# DATA EXCERPTS start

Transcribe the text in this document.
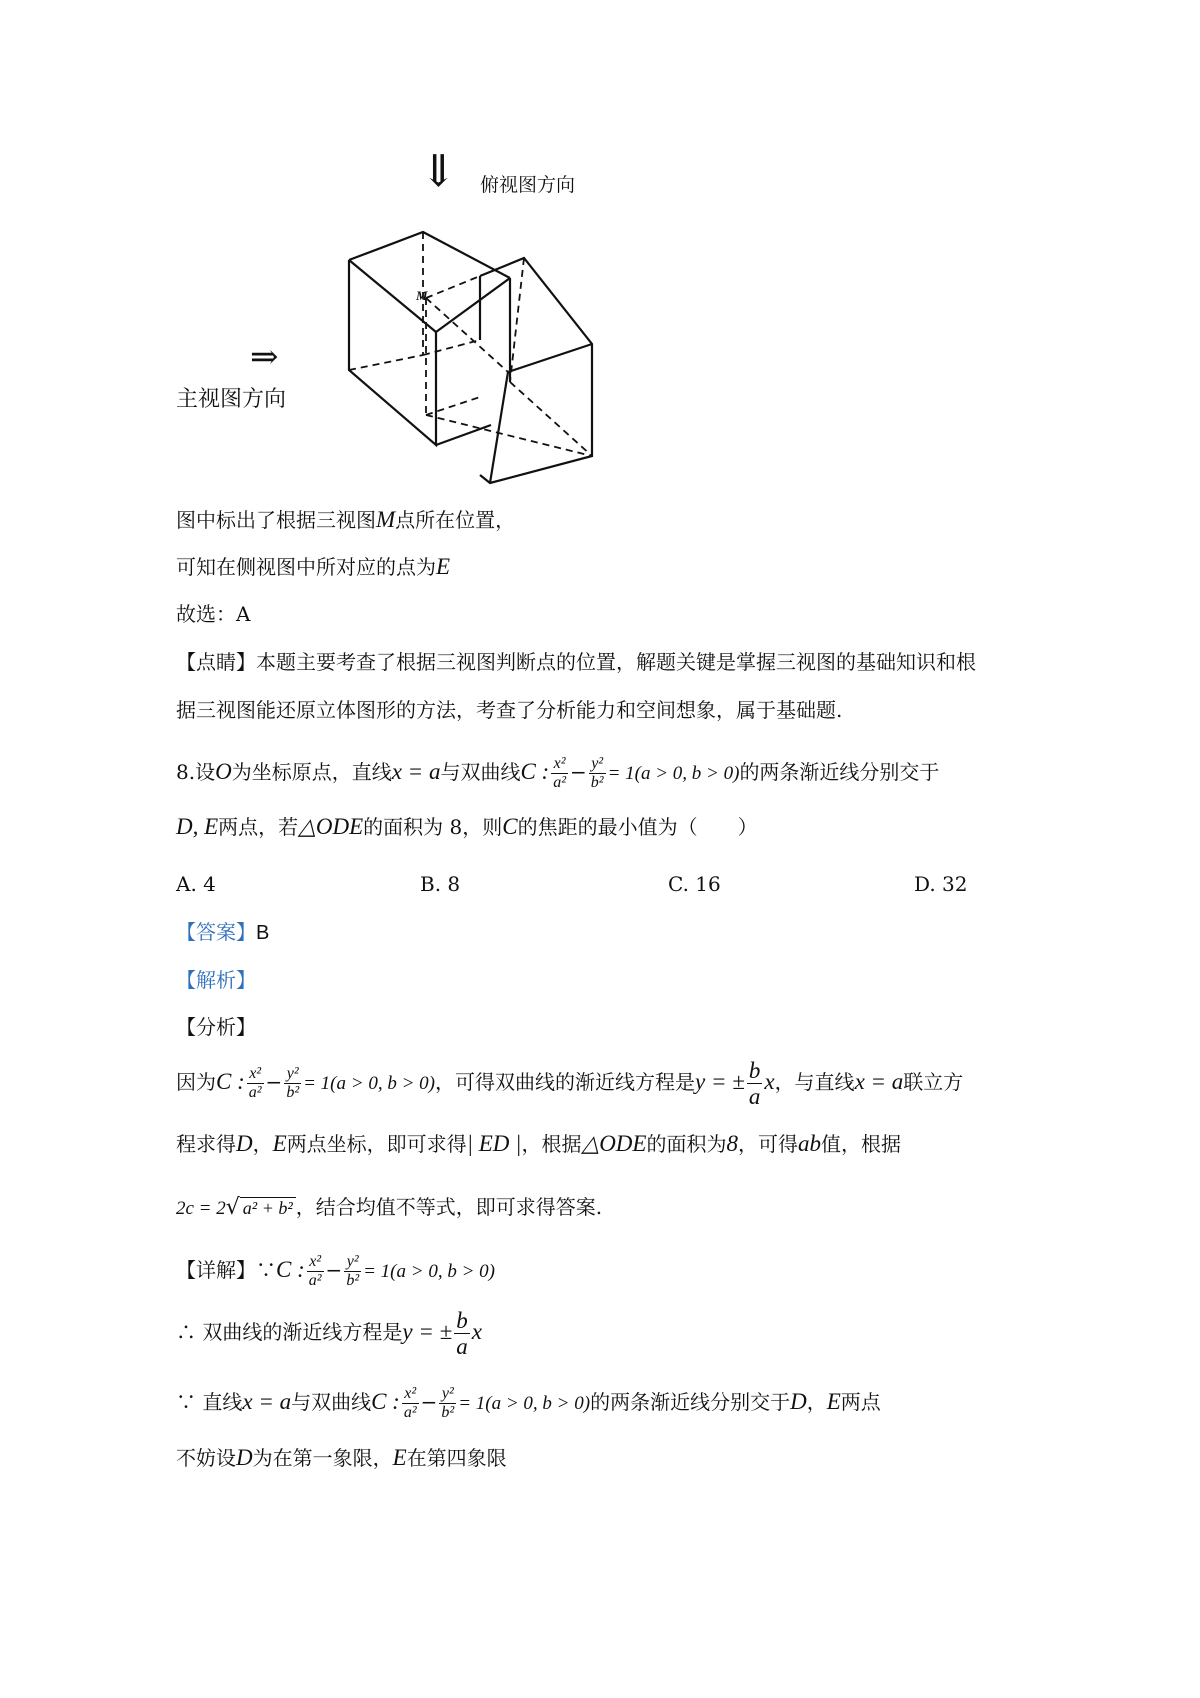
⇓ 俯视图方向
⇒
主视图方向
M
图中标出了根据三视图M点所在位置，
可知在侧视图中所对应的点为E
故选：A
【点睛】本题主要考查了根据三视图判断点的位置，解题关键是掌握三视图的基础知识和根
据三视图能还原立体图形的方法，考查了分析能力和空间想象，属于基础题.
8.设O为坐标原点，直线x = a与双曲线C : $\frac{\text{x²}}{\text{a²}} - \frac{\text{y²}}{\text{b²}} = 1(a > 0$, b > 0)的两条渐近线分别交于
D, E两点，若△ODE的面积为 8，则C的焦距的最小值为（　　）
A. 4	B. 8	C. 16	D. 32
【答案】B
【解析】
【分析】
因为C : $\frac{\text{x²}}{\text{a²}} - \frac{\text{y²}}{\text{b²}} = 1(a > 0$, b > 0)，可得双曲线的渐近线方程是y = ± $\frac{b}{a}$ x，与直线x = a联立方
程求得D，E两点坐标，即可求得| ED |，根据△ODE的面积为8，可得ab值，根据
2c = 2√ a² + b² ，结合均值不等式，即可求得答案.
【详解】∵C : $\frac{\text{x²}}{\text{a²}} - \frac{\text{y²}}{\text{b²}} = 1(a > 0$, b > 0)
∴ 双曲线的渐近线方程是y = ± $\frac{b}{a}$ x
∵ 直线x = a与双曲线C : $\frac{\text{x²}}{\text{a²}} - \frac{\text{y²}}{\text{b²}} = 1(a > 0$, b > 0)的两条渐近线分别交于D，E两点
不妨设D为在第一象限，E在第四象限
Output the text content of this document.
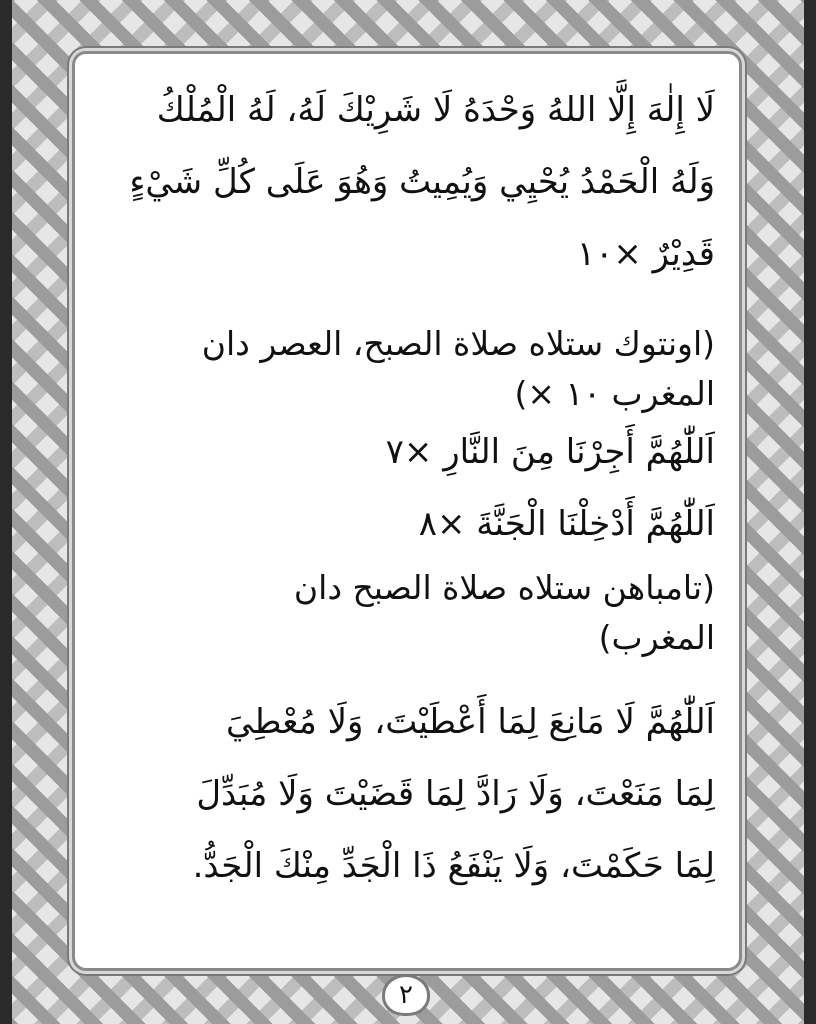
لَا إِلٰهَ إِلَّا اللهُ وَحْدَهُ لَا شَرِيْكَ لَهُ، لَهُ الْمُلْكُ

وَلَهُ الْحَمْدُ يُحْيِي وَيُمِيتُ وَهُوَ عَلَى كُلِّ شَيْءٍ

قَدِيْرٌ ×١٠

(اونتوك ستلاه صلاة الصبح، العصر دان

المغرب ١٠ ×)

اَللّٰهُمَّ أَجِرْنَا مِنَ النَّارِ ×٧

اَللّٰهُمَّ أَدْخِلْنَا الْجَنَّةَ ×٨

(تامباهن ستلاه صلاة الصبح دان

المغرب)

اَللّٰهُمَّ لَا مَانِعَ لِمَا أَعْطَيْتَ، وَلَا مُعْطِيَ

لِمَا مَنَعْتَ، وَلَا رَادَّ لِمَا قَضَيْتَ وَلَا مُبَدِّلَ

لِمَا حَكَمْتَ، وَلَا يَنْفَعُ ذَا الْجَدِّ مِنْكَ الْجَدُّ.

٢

# DATA EXCERPTS end

AIM OF THE EXERCISE> Omit the pictures. Output every record above word for word.

FULL RESPONSE>
Transcribe the text in this document.
⇓ 俯视图方向
⇒
主视图方向
M
图中标出了根据三视图M点所在位置，
可知在侧视图中所对应的点为E
故选：A
【点睛】本题主要考查了根据三视图判断点的位置，解题关键是掌握三视图的基础知识和根
据三视图能还原立体图形的方法，考查了分析能力和空间想象，属于基础题.
8.设O为坐标原点，直线x = a与双曲线C : $\frac{\text{x²}}{\text{a²}} - \frac{\text{y²}}{\text{b²}} = 1(a > 0$, b > 0)的两条渐近线分别交于
D, E两点，若△ODE的面积为 8，则C的焦距的最小值为（　　）
A. 4	B. 8	C. 16	D. 32
【答案】B
【解析】
【分析】
因为C : $\frac{\text{x²}}{\text{a²}} - \frac{\text{y²}}{\text{b²}} = 1(a > 0$, b > 0)，可得双曲线的渐近线方程是y = ± $\frac{b}{a}$ x，与直线x = a联立方
程求得D，E两点坐标，即可求得| ED |，根据△ODE的面积为8，可得ab值，根据
2c = 2√ a² + b² ，结合均值不等式，即可求得答案.
【详解】∵C : $\frac{\text{x²}}{\text{a²}} - \frac{\text{y²}}{\text{b²}} = 1(a > 0$, b > 0)
∴ 双曲线的渐近线方程是y = ± $\frac{b}{a}$ x
∵ 直线x = a与双曲线C : $\frac{\text{x²}}{\text{a²}} - \frac{\text{y²}}{\text{b²}} = 1(a > 0$, b > 0)的两条渐近线分别交于D，E两点
不妨设D为在第一象限，E在第四象限
Output the text content of this document.
لَا إِلٰهَ إِلَّا اللهُ وَحْدَهُ لَا شَرِيْكَ لَهُ، لَهُ الْمُلْكُ

وَلَهُ الْحَمْدُ يُحْيِي وَيُمِيتُ وَهُوَ عَلَى كُلِّ شَيْءٍ

قَدِيْرٌ ×١٠

(اونتوك ستلاه صلاة الصبح، العصر دان

المغرب ١٠ ×)

اَللّٰهُمَّ أَجِرْنَا مِنَ النَّارِ ×٧

اَللّٰهُمَّ أَدْخِلْنَا الْجَنَّةَ ×٨

(تامباهن ستلاه صلاة الصبح دان

المغرب)

اَللّٰهُمَّ لَا مَانِعَ لِمَا أَعْطَيْتَ، وَلَا مُعْطِيَ

لِمَا مَنَعْتَ، وَلَا رَادَّ لِمَا قَضَيْتَ وَلَا مُبَدِّلَ

لِمَا حَكَمْتَ، وَلَا يَنْفَعُ ذَا الْجَدِّ مِنْكَ الْجَدُّ.

٢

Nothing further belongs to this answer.